(Task directions) Count, in the entries, the lines with "year". Answer with the number only.

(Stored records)
+ + + + + + +

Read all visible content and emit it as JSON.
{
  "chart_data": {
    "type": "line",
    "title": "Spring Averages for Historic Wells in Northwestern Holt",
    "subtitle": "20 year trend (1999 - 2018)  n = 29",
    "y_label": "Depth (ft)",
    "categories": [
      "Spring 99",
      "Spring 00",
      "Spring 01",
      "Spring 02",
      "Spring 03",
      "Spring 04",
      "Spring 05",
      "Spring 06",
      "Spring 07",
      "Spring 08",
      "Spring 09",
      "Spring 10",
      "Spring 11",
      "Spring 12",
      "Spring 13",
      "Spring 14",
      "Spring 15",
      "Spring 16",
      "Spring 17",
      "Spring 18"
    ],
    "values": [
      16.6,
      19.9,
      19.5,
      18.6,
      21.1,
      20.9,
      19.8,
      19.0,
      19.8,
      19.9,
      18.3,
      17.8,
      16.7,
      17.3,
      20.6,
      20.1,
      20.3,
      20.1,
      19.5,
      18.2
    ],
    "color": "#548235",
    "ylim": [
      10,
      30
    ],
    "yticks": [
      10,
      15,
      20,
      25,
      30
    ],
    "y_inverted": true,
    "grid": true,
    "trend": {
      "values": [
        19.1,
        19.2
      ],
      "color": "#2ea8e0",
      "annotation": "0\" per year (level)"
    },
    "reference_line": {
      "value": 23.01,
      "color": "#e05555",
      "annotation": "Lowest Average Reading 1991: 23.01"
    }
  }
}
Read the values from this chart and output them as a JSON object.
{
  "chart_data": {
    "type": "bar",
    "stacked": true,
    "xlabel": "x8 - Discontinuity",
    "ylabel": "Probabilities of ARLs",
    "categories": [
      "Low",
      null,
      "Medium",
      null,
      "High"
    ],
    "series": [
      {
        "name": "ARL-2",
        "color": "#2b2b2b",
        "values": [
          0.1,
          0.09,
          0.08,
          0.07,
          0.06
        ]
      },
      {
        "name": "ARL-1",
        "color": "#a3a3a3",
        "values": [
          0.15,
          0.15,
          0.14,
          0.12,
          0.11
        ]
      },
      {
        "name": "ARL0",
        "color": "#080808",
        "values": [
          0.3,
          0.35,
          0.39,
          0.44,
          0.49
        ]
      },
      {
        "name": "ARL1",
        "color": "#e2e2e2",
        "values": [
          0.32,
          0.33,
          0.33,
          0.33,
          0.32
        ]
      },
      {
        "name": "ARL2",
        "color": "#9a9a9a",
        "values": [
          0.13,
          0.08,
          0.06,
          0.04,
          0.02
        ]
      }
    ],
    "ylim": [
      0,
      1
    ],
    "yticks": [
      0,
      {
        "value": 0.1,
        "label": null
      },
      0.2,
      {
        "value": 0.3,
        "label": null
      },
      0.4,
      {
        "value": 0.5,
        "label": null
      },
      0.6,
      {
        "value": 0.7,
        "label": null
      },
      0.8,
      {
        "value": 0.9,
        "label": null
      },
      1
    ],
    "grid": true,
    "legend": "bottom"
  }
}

+ + + + + + +

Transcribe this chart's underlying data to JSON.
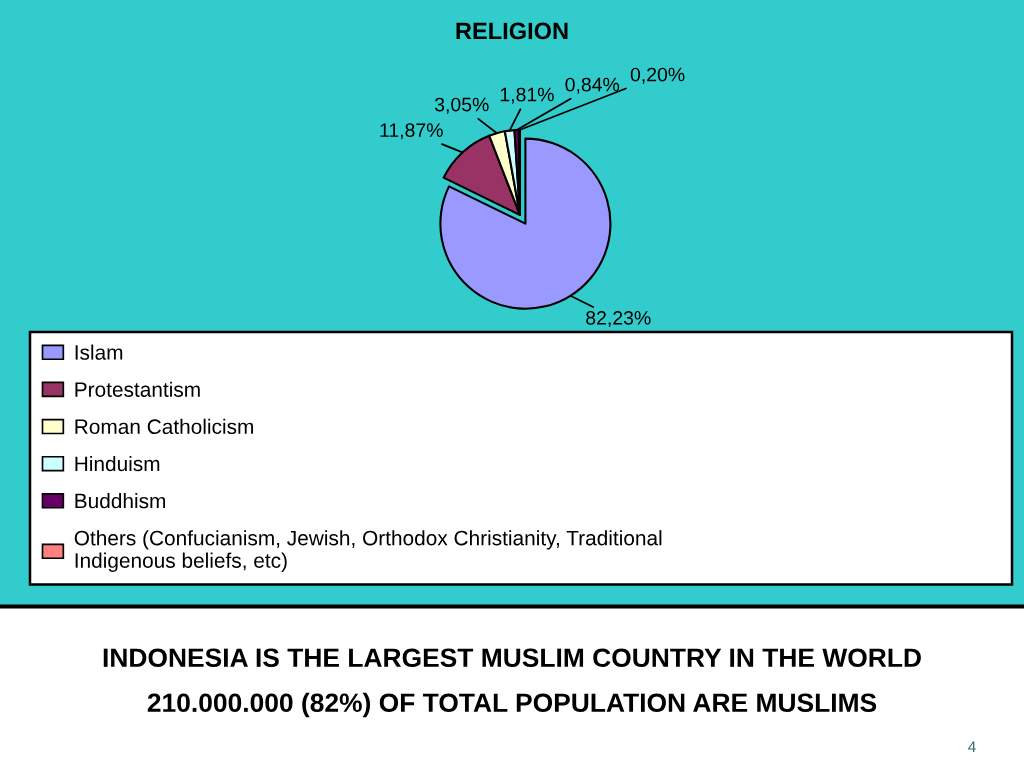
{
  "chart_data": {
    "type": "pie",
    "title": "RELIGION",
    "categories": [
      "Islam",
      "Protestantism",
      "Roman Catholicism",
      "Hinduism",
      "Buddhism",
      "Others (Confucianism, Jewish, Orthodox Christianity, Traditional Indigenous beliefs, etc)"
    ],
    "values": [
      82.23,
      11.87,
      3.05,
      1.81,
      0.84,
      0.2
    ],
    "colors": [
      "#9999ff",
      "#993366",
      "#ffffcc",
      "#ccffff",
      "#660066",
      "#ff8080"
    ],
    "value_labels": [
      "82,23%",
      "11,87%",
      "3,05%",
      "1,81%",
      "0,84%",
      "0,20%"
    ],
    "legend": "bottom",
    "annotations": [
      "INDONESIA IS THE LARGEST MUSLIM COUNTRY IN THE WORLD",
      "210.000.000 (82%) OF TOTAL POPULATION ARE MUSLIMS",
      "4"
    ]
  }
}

+ + + + + + +

(The output) 2